Collected data entries:
[Begin]
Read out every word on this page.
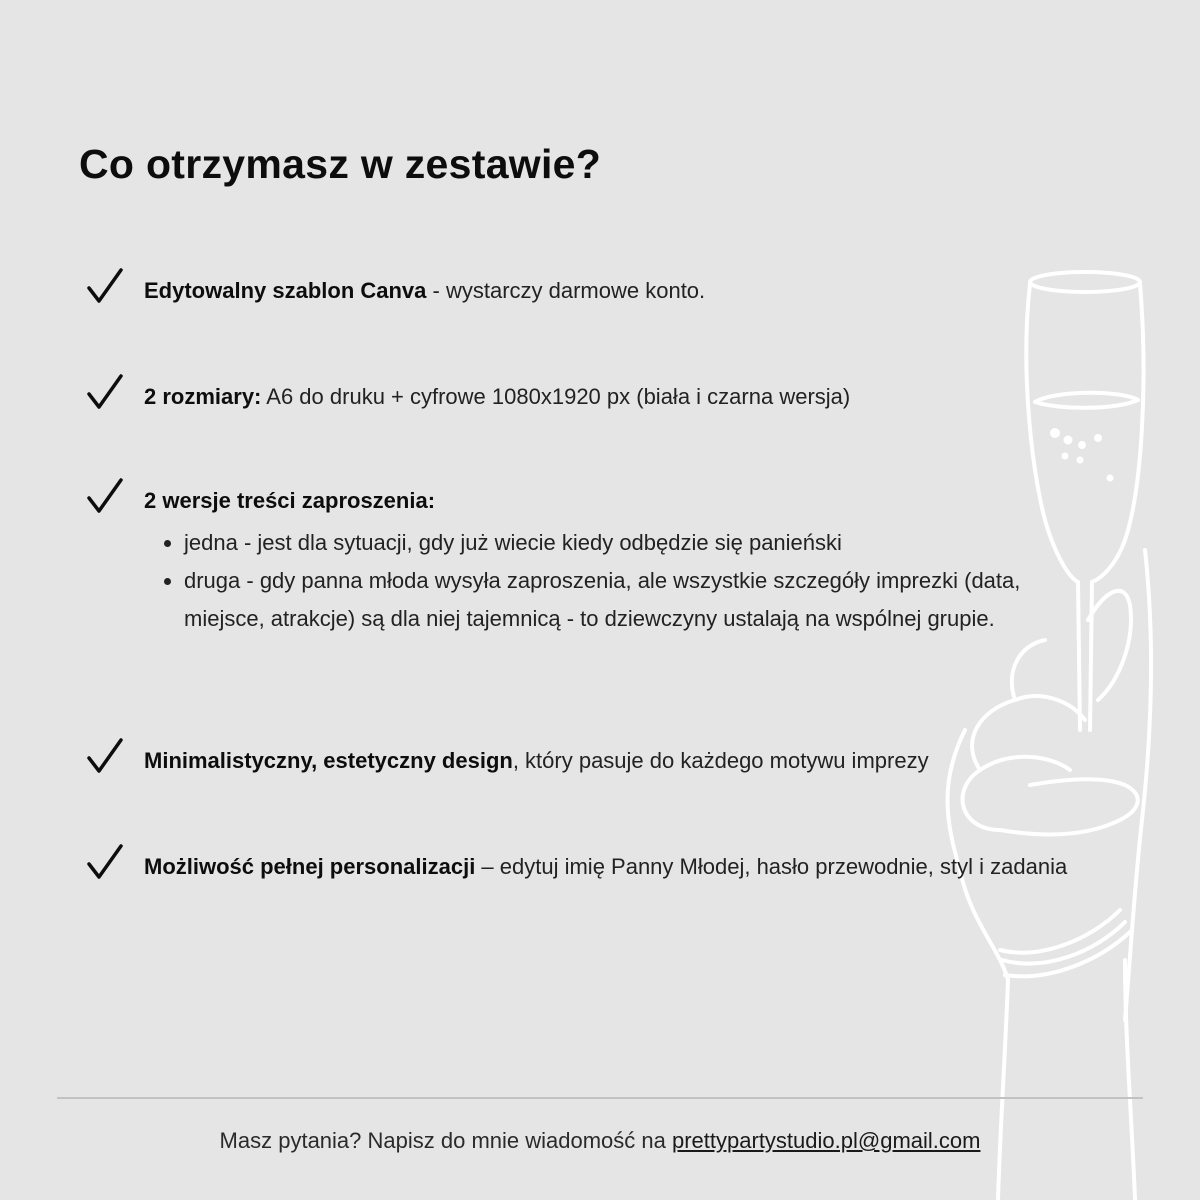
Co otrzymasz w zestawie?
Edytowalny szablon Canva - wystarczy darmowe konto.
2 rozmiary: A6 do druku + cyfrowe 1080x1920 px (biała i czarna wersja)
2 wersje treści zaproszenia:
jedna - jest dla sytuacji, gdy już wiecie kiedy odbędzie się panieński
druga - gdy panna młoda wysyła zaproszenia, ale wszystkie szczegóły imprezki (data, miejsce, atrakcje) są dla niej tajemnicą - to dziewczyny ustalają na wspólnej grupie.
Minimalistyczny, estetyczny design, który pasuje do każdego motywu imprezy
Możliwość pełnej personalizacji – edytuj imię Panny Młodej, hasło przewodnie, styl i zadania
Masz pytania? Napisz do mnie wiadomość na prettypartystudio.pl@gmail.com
[End]
[Begin]
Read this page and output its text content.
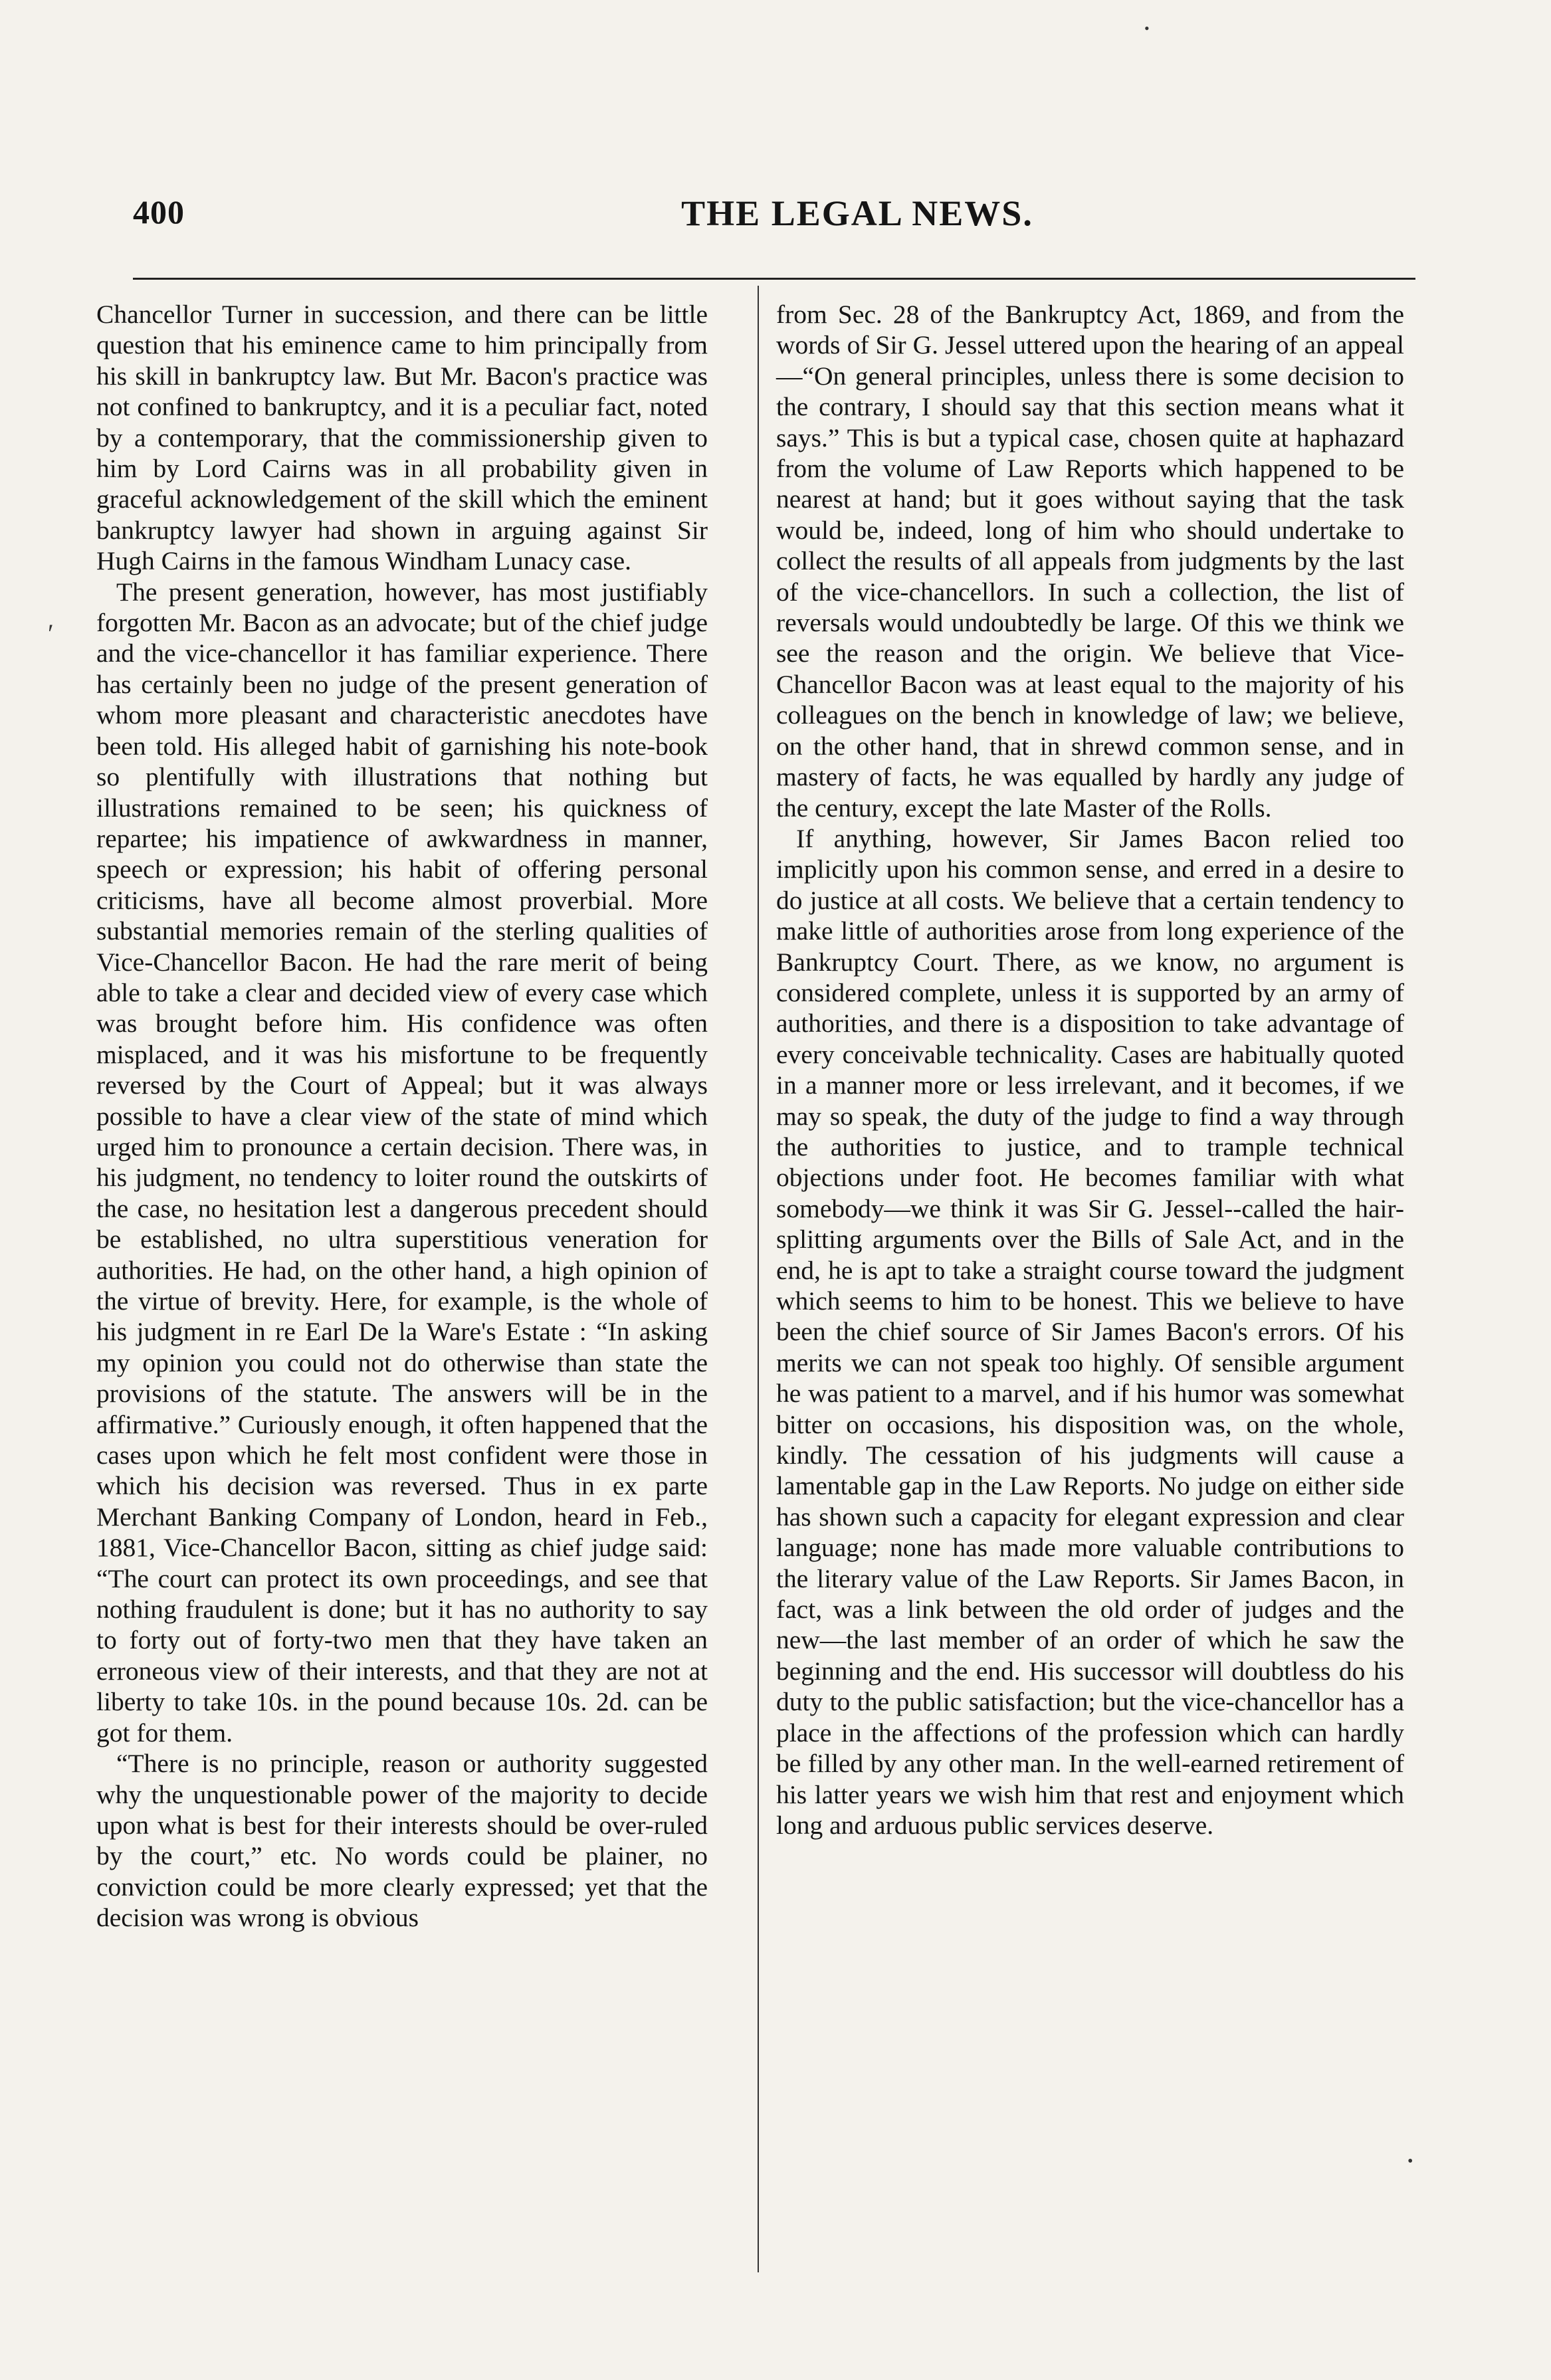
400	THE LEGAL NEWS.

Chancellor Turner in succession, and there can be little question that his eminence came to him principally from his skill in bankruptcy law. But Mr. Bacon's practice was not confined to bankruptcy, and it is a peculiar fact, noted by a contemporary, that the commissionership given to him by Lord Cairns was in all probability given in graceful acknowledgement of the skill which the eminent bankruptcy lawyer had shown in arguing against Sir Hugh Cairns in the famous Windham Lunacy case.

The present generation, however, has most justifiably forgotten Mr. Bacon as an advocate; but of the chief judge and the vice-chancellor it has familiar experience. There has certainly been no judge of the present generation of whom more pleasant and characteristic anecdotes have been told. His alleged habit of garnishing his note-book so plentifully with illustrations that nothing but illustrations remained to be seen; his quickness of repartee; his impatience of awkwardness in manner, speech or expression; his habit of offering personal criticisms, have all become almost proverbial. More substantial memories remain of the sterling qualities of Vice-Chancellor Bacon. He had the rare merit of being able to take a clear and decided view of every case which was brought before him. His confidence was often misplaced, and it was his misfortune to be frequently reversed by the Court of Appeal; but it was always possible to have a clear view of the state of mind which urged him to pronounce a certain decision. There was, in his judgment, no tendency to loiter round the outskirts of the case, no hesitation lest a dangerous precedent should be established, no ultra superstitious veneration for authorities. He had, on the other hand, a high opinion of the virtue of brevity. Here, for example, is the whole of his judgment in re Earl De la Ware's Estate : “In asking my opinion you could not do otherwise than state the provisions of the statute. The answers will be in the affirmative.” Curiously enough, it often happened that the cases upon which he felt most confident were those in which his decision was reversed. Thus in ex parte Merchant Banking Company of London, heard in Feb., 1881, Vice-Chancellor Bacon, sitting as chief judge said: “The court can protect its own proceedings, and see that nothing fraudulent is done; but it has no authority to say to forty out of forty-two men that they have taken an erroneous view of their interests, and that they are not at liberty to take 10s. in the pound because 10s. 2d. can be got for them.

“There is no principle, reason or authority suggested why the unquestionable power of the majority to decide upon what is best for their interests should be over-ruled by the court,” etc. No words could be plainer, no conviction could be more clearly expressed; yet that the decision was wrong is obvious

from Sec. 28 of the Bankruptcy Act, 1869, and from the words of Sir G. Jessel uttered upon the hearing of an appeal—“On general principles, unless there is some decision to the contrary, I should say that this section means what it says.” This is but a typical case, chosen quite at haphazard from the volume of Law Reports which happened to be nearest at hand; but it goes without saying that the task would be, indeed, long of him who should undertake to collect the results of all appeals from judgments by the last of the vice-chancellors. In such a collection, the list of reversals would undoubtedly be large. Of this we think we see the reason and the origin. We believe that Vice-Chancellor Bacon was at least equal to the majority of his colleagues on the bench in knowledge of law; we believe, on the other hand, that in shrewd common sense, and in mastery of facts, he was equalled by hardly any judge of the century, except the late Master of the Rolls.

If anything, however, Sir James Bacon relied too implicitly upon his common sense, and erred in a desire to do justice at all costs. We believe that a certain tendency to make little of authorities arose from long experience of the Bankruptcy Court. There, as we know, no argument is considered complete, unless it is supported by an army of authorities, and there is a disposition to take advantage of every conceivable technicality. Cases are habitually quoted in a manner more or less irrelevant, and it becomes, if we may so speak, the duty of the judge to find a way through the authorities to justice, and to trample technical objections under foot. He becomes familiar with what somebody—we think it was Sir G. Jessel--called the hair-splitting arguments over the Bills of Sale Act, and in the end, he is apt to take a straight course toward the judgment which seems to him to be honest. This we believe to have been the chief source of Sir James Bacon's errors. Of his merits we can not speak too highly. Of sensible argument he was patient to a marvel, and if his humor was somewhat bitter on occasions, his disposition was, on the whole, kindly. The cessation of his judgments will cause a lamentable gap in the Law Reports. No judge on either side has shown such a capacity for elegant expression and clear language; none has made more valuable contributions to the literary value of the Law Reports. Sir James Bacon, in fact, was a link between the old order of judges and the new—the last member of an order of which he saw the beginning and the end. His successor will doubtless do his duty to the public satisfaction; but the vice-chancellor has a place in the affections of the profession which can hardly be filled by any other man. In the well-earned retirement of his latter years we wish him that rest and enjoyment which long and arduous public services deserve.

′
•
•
[End]
* _Task to complete_
Where a line of the entries contains the word "Read", copy that line.

* _The result_
Read out every word on this page.
Read this page and output its text content.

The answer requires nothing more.